**Data rows**
____________________

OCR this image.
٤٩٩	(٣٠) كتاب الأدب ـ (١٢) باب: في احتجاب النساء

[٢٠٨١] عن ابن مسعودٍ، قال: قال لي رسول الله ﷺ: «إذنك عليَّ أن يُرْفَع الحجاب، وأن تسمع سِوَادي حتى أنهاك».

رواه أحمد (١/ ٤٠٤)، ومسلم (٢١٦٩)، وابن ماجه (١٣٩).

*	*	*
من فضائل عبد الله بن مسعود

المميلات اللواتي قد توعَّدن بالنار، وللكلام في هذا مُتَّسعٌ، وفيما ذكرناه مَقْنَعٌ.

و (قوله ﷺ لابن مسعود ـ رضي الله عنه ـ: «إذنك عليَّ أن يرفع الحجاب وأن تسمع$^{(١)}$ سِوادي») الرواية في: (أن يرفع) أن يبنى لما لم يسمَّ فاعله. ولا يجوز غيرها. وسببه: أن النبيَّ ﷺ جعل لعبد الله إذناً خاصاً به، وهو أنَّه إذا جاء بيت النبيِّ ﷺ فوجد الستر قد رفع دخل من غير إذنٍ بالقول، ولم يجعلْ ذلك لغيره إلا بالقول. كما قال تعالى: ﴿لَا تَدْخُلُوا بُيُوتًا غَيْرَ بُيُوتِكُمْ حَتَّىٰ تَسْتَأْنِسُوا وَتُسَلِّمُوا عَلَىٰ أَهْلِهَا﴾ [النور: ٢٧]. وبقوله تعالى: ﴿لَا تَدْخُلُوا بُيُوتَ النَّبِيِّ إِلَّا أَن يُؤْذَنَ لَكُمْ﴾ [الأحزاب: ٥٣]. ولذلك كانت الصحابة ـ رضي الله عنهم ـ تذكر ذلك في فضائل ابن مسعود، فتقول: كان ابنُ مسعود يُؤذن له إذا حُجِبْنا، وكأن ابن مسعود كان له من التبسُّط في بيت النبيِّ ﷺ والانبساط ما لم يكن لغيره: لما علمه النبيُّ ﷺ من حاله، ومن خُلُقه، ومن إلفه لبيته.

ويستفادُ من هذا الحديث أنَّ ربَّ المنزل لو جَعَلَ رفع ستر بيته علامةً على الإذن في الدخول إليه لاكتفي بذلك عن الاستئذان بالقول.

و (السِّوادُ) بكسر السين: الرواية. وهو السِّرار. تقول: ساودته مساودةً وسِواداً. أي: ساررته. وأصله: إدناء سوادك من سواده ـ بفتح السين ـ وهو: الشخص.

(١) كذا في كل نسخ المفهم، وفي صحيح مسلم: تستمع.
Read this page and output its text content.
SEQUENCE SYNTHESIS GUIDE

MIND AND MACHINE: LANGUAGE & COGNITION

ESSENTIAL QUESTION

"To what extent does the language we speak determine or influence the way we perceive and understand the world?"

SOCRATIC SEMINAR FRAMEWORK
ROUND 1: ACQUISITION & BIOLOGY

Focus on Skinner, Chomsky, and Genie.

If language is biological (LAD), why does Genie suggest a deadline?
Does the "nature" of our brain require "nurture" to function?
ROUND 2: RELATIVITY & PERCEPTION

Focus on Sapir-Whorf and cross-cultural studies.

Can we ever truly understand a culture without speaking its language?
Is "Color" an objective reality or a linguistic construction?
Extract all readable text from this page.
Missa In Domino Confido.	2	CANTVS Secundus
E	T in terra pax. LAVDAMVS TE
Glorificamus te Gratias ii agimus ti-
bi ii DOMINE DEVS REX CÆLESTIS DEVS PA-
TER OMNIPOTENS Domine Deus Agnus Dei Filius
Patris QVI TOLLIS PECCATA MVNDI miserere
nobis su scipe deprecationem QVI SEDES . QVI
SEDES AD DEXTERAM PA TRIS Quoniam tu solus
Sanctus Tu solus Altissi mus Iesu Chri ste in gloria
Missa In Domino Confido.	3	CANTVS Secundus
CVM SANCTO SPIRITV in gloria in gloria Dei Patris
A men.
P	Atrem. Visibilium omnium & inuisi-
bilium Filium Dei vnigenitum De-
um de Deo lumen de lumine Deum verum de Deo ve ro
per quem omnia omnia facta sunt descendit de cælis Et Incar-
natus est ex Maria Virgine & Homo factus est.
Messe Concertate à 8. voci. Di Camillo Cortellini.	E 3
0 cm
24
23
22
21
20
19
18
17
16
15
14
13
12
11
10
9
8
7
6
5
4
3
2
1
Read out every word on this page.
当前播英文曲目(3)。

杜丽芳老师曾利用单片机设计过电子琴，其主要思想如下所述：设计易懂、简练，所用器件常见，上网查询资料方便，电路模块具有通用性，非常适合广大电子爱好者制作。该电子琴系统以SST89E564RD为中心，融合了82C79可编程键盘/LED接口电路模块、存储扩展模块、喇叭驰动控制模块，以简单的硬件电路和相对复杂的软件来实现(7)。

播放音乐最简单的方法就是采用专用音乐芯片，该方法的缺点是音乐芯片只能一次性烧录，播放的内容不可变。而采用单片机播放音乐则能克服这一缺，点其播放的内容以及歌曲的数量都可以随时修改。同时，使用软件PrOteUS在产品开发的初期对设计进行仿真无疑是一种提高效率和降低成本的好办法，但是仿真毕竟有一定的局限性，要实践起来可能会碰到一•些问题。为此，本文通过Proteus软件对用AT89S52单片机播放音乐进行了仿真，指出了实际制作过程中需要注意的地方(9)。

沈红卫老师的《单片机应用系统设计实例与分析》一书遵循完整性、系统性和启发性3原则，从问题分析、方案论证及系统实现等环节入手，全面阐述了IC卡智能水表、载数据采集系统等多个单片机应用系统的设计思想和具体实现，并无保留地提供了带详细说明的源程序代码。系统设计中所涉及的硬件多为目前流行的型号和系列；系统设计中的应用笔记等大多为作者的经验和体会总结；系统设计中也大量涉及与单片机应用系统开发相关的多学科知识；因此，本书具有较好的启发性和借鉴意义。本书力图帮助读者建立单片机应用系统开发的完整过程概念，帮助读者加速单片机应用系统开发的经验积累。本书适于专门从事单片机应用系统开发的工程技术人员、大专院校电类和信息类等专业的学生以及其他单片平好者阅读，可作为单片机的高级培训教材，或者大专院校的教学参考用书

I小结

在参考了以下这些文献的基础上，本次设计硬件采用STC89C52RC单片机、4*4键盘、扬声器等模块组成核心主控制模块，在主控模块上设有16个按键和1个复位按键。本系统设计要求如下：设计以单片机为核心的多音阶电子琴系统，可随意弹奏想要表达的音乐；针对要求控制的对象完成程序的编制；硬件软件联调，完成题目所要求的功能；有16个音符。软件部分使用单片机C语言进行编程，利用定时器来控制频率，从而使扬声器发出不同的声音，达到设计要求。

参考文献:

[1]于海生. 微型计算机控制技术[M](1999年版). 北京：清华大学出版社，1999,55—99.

____________________

Track down every line of the material containing the string "CANTVS", and copy it.

Missa In Domino Confido.	2	CANTVS Secundus
Missa In Domino Confido.	3	CANTVS Secundus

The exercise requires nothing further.